*** DATA EXCERPTS

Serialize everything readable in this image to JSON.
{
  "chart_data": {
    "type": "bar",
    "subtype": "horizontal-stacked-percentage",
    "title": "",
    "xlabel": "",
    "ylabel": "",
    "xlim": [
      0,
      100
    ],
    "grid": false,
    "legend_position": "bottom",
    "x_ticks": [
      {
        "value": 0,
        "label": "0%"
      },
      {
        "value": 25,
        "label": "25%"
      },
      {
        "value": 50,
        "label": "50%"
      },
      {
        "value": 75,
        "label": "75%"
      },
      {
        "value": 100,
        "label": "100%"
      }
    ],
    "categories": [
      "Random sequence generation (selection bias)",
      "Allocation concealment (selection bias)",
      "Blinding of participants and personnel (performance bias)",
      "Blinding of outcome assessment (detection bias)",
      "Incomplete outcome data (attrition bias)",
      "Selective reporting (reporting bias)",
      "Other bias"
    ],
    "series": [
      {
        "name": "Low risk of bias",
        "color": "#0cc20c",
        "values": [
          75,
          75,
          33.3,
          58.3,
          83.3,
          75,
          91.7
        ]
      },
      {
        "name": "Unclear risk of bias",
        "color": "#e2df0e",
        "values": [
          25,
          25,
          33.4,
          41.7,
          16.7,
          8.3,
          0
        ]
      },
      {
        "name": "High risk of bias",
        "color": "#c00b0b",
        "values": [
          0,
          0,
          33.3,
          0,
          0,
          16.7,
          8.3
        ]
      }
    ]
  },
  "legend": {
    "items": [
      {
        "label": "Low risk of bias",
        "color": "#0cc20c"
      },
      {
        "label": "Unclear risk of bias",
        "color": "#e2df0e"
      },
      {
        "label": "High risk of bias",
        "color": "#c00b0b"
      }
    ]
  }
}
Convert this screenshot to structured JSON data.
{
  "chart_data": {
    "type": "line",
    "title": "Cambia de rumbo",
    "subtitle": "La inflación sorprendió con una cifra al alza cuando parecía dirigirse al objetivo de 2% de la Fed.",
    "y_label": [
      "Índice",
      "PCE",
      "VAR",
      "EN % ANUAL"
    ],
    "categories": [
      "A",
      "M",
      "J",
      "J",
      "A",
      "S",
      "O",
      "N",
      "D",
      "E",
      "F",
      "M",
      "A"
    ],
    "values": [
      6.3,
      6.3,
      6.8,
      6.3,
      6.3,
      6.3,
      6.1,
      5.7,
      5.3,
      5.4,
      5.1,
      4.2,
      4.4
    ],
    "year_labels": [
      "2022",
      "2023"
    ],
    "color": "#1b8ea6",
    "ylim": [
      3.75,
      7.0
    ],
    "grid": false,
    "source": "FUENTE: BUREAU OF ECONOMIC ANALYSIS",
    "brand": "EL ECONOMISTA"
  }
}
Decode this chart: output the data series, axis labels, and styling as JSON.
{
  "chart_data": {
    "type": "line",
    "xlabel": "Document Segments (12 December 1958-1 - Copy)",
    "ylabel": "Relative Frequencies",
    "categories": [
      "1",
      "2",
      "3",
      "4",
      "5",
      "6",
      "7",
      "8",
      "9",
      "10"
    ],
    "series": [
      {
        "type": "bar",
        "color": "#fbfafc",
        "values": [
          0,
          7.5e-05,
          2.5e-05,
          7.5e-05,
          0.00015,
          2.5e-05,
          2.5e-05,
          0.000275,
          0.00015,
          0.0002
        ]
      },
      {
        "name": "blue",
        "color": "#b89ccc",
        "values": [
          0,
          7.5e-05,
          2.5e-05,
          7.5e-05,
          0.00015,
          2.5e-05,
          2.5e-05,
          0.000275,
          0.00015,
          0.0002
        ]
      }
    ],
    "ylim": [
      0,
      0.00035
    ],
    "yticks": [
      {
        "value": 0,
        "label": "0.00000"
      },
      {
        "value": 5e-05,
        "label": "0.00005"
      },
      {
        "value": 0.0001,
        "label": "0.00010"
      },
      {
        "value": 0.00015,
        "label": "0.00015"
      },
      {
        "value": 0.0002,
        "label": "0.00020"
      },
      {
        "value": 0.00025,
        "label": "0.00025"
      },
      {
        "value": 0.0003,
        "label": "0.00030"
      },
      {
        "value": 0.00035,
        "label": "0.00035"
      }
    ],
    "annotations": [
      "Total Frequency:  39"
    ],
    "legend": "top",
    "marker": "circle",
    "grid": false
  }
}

******

### [TASK REQUIREMENTS]
All of the entries need to be reproduced exactly; please write them out.

### [TASK RESPONSE]
Serialize everything readable in this image to JSON.
{
  "chart_data": {
    "type": "bar",
    "subtype": "horizontal-stacked-percentage",
    "title": "",
    "xlabel": "",
    "ylabel": "",
    "xlim": [
      0,
      100
    ],
    "grid": false,
    "legend_position": "bottom",
    "x_ticks": [
      {
        "value": 0,
        "label": "0%"
      },
      {
        "value": 25,
        "label": "25%"
      },
      {
        "value": 50,
        "label": "50%"
      },
      {
        "value": 75,
        "label": "75%"
      },
      {
        "value": 100,
        "label": "100%"
      }
    ],
    "categories": [
      "Random sequence generation (selection bias)",
      "Allocation concealment (selection bias)",
      "Blinding of participants and personnel (performance bias)",
      "Blinding of outcome assessment (detection bias)",
      "Incomplete outcome data (attrition bias)",
      "Selective reporting (reporting bias)",
      "Other bias"
    ],
    "series": [
      {
        "name": "Low risk of bias",
        "color": "#0cc20c",
        "values": [
          75,
          75,
          33.3,
          58.3,
          83.3,
          75,
          91.7
        ]
      },
      {
        "name": "Unclear risk of bias",
        "color": "#e2df0e",
        "values": [
          25,
          25,
          33.4,
          41.7,
          16.7,
          8.3,
          0
        ]
      },
      {
        "name": "High risk of bias",
        "color": "#c00b0b",
        "values": [
          0,
          0,
          33.3,
          0,
          0,
          16.7,
          8.3
        ]
      }
    ]
  },
  "legend": {
    "items": [
      {
        "label": "Low risk of bias",
        "color": "#0cc20c"
      },
      {
        "label": "Unclear risk of bias",
        "color": "#e2df0e"
      },
      {
        "label": "High risk of bias",
        "color": "#c00b0b"
      }
    ]
  }
}
Convert this screenshot to structured JSON data.
{
  "chart_data": {
    "type": "line",
    "title": "Cambia de rumbo",
    "subtitle": "La inflación sorprendió con una cifra al alza cuando parecía dirigirse al objetivo de 2% de la Fed.",
    "y_label": [
      "Índice",
      "PCE",
      "VAR",
      "EN % ANUAL"
    ],
    "categories": [
      "A",
      "M",
      "J",
      "J",
      "A",
      "S",
      "O",
      "N",
      "D",
      "E",
      "F",
      "M",
      "A"
    ],
    "values": [
      6.3,
      6.3,
      6.8,
      6.3,
      6.3,
      6.3,
      6.1,
      5.7,
      5.3,
      5.4,
      5.1,
      4.2,
      4.4
    ],
    "year_labels": [
      "2022",
      "2023"
    ],
    "color": "#1b8ea6",
    "ylim": [
      3.75,
      7.0
    ],
    "grid": false,
    "source": "FUENTE: BUREAU OF ECONOMIC ANALYSIS",
    "brand": "EL ECONOMISTA"
  }
}
Decode this chart: output the data series, axis labels, and styling as JSON.
{
  "chart_data": {
    "type": "line",
    "xlabel": "Document Segments (12 December 1958-1 - Copy)",
    "ylabel": "Relative Frequencies",
    "categories": [
      "1",
      "2",
      "3",
      "4",
      "5",
      "6",
      "7",
      "8",
      "9",
      "10"
    ],
    "series": [
      {
        "type": "bar",
        "color": "#fbfafc",
        "values": [
          0,
          7.5e-05,
          2.5e-05,
          7.5e-05,
          0.00015,
          2.5e-05,
          2.5e-05,
          0.000275,
          0.00015,
          0.0002
        ]
      },
      {
        "name": "blue",
        "color": "#b89ccc",
        "values": [
          0,
          7.5e-05,
          2.5e-05,
          7.5e-05,
          0.00015,
          2.5e-05,
          2.5e-05,
          0.000275,
          0.00015,
          0.0002
        ]
      }
    ],
    "ylim": [
      0,
      0.00035
    ],
    "yticks": [
      {
        "value": 0,
        "label": "0.00000"
      },
      {
        "value": 5e-05,
        "label": "0.00005"
      },
      {
        "value": 0.0001,
        "label": "0.00010"
      },
      {
        "value": 0.00015,
        "label": "0.00015"
      },
      {
        "value": 0.0002,
        "label": "0.00020"
      },
      {
        "value": 0.00025,
        "label": "0.00025"
      },
      {
        "value": 0.0003,
        "label": "0.00030"
      },
      {
        "value": 0.00035,
        "label": "0.00035"
      }
    ],
    "annotations": [
      "Total Frequency:  39"
    ],
    "legend": "top",
    "marker": "circle",
    "grid": false
  }
}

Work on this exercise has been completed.